STATED PROBLEM :: Pick up the article on the 1944 Major League Baseball All-Star Game right after its last sentence and carry it forward.

TEXT TO READ ::
The 1944 Major League Baseball All-Star Game was the 12th playing of the "Midsummer Classic" between Major League Baseball's American League (AL) and National League (NL) All-Star teams. The All-Star Game was held on July 11, 1944 at Forbes Field in Pittsburgh, Pennsylvania, the home of the NL's Pittsburgh Pirates.

The game resulted in the National League defeating the American League 7–1.

Played during World War II, receipts from the game were distributed to a fund that provided baseball equipment to members of the armed services.

Pirates in the game
The Pirates hosted the game and were well-represented. Pirates pitcher Rip Sewell, infielder Bob Elliott, and outfielder Vince DiMaggio were selected for the National League All-Star squad.

Pirates pitchers Max Butcher and Cookie Cuccurullo were named the NL's batting practice pitchers and Pirates catcher Spud Davis was the NL's batting practice catcher. Honus Wagner was named an honorary coach, the first time this honor was bestowed in Major League Baseball's All-Star Game.

Starting lineups
Players in italics have since been inducted into the National Baseball Hall of Fame.

PROVIDED RECORDS ::

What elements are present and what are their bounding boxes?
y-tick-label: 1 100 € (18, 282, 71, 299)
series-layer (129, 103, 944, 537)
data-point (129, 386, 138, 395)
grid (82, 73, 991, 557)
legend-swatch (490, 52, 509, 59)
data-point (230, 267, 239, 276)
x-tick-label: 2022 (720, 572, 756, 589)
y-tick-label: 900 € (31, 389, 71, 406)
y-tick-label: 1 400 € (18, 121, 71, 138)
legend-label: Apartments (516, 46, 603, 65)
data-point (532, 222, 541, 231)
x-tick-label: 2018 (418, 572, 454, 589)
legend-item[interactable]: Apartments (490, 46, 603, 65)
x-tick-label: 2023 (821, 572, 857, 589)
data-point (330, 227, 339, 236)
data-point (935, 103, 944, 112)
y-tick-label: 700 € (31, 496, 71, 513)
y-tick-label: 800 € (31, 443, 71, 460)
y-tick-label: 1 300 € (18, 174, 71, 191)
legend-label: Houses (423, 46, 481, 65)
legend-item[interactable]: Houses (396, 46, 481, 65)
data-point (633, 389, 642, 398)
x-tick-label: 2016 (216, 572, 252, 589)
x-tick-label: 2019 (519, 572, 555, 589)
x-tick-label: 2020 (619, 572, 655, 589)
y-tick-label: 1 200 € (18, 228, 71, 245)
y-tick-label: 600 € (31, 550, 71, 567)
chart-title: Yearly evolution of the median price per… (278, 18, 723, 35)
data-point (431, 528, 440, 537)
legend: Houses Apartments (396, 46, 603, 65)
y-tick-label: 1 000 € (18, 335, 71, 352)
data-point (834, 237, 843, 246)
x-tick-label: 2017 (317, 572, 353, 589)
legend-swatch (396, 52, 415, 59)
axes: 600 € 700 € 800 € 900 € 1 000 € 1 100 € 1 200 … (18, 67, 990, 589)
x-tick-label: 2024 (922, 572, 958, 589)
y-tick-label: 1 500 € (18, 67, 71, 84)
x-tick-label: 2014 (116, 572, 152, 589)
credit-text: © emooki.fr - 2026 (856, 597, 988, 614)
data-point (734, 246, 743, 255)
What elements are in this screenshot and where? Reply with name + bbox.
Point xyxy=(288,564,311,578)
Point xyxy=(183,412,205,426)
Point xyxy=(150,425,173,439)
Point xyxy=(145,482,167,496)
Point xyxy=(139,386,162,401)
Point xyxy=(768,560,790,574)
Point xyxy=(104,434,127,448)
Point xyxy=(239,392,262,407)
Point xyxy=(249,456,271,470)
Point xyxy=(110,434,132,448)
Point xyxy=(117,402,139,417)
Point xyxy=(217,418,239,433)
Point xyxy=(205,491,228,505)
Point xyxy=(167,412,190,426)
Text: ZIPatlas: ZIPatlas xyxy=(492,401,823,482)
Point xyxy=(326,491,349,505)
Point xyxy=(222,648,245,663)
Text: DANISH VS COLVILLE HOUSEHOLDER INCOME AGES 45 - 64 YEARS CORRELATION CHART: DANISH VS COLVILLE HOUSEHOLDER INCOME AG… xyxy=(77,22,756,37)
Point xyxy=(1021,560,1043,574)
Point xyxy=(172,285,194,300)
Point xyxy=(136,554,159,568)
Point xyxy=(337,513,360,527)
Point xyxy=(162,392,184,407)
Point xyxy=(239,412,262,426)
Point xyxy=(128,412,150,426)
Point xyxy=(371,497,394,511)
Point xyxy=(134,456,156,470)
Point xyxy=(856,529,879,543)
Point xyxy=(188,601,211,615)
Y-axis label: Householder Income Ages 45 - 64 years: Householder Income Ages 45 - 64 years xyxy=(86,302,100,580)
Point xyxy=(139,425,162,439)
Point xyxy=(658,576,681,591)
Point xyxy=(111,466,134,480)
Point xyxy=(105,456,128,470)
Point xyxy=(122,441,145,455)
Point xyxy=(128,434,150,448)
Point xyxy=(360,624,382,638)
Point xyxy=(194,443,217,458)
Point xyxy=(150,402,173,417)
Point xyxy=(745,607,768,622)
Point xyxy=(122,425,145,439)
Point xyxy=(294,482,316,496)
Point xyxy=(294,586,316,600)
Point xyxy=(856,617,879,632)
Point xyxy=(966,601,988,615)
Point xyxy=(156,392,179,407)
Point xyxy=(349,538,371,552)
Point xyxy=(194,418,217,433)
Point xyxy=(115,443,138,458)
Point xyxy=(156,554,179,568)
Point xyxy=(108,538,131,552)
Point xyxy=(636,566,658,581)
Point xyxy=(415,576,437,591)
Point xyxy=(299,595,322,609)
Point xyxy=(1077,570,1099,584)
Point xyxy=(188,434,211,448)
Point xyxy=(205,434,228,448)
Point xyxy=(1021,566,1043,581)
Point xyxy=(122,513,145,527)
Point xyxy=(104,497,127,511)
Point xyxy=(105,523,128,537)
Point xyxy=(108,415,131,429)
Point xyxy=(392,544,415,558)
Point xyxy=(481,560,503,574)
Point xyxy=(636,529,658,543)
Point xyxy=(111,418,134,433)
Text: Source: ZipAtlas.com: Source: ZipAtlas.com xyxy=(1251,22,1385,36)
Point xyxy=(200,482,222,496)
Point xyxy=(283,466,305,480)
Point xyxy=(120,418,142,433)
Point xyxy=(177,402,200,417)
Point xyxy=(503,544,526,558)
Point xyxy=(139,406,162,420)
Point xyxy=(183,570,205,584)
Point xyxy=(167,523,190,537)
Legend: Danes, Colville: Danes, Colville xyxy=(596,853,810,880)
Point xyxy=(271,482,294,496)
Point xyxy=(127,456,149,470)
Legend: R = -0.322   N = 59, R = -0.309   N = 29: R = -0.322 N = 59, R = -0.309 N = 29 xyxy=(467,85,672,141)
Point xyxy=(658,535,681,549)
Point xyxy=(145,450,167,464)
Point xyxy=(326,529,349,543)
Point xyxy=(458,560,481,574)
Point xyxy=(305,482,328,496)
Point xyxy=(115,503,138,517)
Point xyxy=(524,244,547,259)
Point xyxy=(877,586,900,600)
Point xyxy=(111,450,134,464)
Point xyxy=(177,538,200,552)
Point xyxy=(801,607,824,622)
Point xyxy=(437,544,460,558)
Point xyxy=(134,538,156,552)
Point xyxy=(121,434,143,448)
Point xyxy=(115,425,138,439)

IN RESPONSE ::
American League
 Thurman Tucker, cf
 Stan Spence, rf
 George McQuinn, 1b
 Vern Stephens, ss
 Bob Johnson, lf
 Ken Keltner, 3b
 Bobby Doerr, 2b
 Rollie Hemsley, c
 Hank Borowy, p

National League
 Augie Galan, lf
 Phil Cavarretta, 1b
 Stan Musial, cf
 Walker Cooper, c
 Dixie Walker, rf
 Bob Elliott, 3b
 Connie Ryan, 2b
 Marty Marion, ss
 Bucky Walters, p

Umpires

The umpires changed assignments in the middle of the fifth inning – Barr and Hubbard swapped positions, also Berry and Sears swapped positions.

Synopsis

The American League scored in the second inning on a single by Hank Borowy, its pitcher, but never scored again. The National League got four runs in the fifth inning, led by Bill Nicholson's pinch-hit double. Whitey Kurowski knocked in two more runs with a double in the seventh. A sacrifice fly by Stan Musial in the eighth inning closed out the scoring. Ken Raffensberger was the winning pitcher for the Nationals.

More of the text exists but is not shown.